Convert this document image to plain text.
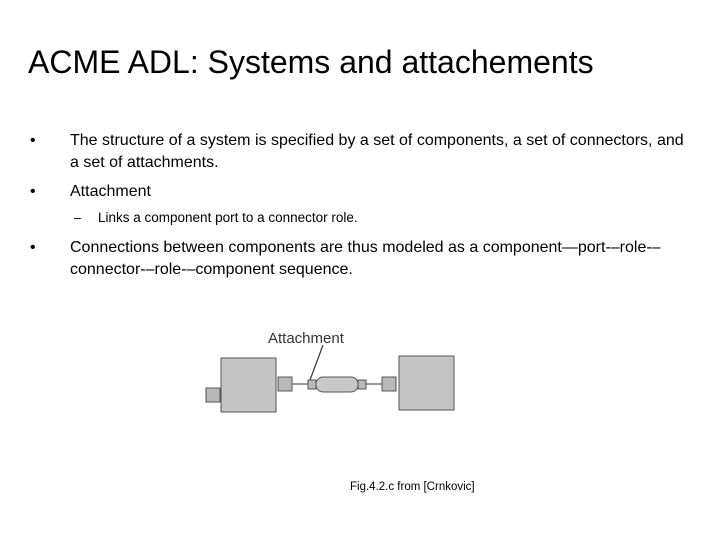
ACME ADL: Systems and attachements
• The structure of a system is specified by a set of components, a set of connectors, and a set of attachments.
• Attachment
– Links a component port to a connector role.
• Connections between components are thus modeled as a component—port-–role-–connector-–role-–component sequence.
Attachment
Fig.4.2.c from [Crnkovic]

□ □ □ □ □ □ □

**Exercise objective:** Write out each line again precisely as it appears, skipping every picture.

**Solution to the problem:**
Convert this document image to plain text.
ACME ADL: Systems and attachements
• The structure of a system is specified by a set of components, a set of connectors, and a set of attachments.
• Attachment
– Links a component port to a connector role.
• Connections between components are thus modeled as a component—port-–role-–connector-–role-–component sequence.
Attachment
Fig.4.2.c from [Crnkovic]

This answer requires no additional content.